### [WHAT THE TASK ASKS]
Work out how many lines in the listing below include the word "data"; answer with the number alone.

### [MATERIAL FOR THIS EXERCISE]

=======

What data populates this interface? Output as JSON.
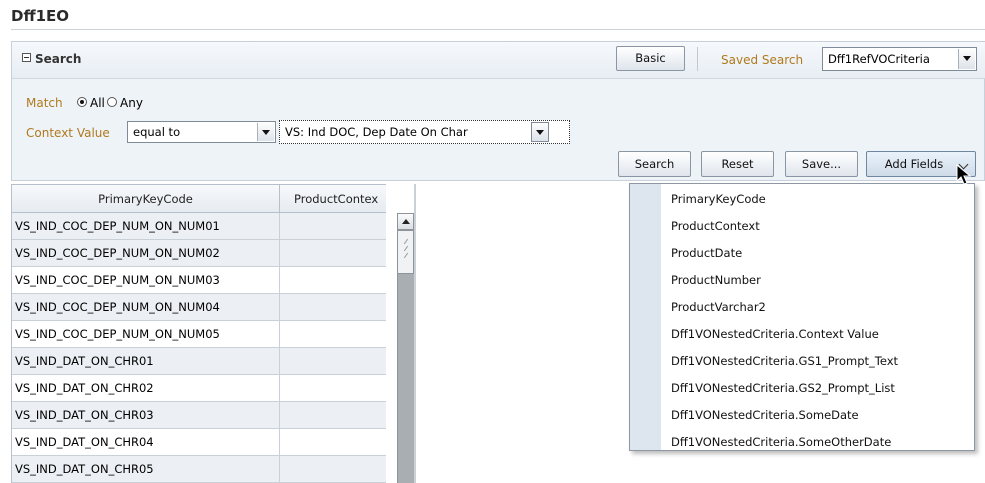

=======

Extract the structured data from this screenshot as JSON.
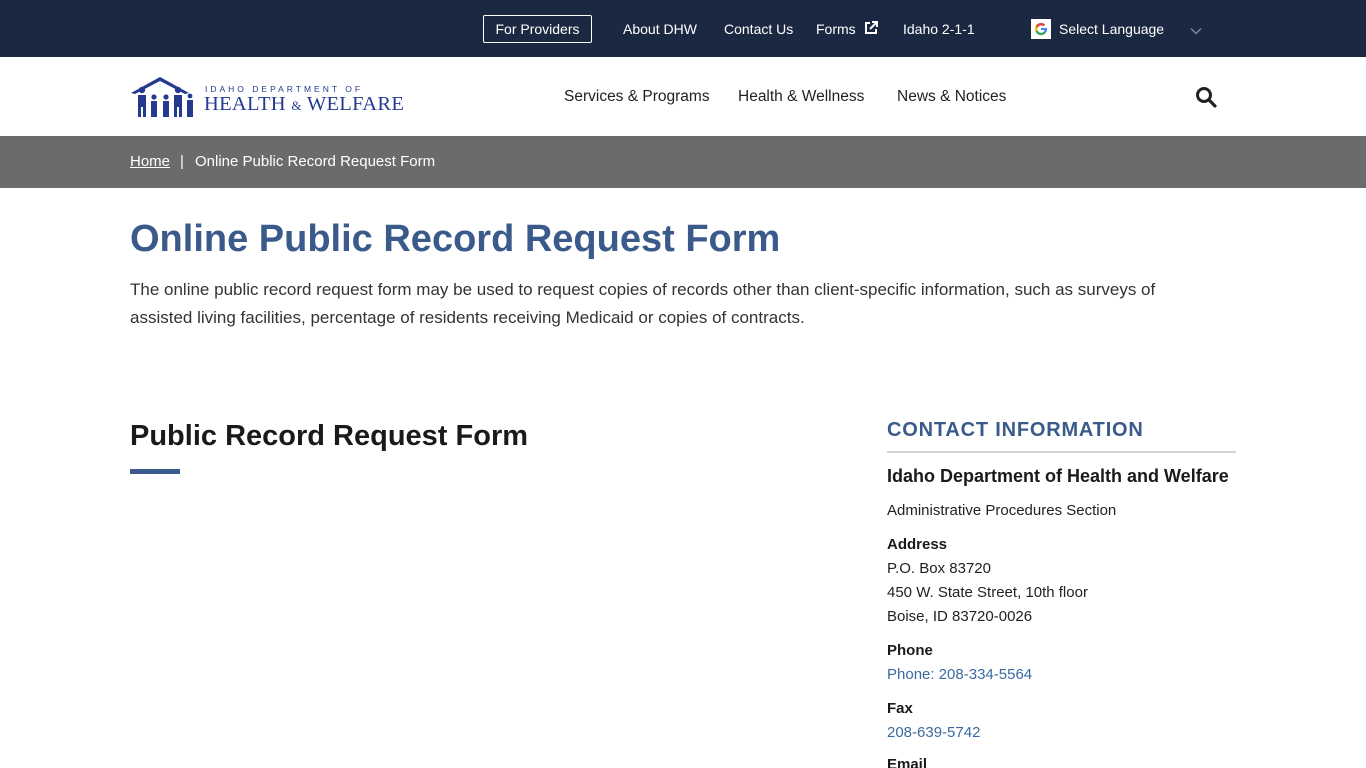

=======

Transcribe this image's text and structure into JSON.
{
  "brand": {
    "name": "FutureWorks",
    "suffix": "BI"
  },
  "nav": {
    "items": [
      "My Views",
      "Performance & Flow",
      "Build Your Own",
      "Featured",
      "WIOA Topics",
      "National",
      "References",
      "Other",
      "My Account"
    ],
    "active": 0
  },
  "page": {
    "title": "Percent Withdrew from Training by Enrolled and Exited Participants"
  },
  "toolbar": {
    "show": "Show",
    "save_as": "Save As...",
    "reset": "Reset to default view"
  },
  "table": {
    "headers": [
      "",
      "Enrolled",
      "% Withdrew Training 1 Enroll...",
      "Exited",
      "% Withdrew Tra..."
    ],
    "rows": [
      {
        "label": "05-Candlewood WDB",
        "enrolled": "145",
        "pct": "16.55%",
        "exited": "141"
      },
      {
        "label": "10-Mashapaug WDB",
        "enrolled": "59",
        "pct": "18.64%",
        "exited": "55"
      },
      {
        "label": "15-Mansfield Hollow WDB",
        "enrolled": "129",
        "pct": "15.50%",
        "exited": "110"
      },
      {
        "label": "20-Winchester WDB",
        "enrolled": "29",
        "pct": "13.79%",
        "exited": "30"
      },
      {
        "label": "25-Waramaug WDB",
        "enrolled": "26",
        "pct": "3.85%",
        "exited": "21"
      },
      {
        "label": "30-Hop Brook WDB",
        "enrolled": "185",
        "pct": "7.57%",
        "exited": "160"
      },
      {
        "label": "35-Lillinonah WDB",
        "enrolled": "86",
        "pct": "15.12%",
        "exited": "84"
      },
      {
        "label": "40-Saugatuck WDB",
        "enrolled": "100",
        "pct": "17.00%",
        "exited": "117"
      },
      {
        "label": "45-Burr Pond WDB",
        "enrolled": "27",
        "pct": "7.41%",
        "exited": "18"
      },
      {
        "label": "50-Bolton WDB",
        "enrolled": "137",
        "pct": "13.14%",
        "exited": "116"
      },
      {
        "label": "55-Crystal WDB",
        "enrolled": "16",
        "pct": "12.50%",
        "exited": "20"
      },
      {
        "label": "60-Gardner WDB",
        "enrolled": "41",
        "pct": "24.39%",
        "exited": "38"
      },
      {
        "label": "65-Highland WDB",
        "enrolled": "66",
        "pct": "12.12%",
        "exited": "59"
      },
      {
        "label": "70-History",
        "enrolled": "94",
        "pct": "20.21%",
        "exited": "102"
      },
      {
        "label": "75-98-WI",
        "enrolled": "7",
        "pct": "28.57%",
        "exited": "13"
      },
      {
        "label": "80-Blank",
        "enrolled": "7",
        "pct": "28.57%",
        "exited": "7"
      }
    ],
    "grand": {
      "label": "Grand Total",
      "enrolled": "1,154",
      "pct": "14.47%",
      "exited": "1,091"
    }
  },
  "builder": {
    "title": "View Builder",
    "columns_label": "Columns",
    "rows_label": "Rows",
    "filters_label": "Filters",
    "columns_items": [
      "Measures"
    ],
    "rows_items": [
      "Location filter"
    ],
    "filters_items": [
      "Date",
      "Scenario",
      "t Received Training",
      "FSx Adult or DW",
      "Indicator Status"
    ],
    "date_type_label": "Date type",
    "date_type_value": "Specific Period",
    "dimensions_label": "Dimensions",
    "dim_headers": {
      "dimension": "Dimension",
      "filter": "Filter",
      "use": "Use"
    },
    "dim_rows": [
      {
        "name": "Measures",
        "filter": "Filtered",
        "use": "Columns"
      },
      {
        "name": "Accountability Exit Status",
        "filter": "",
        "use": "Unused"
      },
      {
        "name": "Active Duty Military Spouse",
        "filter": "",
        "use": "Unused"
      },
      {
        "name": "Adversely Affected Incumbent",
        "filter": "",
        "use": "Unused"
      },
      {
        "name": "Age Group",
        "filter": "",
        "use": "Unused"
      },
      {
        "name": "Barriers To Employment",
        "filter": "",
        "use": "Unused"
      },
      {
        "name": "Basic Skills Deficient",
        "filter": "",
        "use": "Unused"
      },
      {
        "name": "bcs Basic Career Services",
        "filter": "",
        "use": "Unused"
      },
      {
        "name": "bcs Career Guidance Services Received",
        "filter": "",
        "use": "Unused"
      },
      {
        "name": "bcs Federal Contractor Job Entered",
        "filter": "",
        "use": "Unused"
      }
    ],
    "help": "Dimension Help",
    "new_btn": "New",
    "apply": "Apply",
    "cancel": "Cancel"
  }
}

=======

### [EXERCISE OUTPUT]
2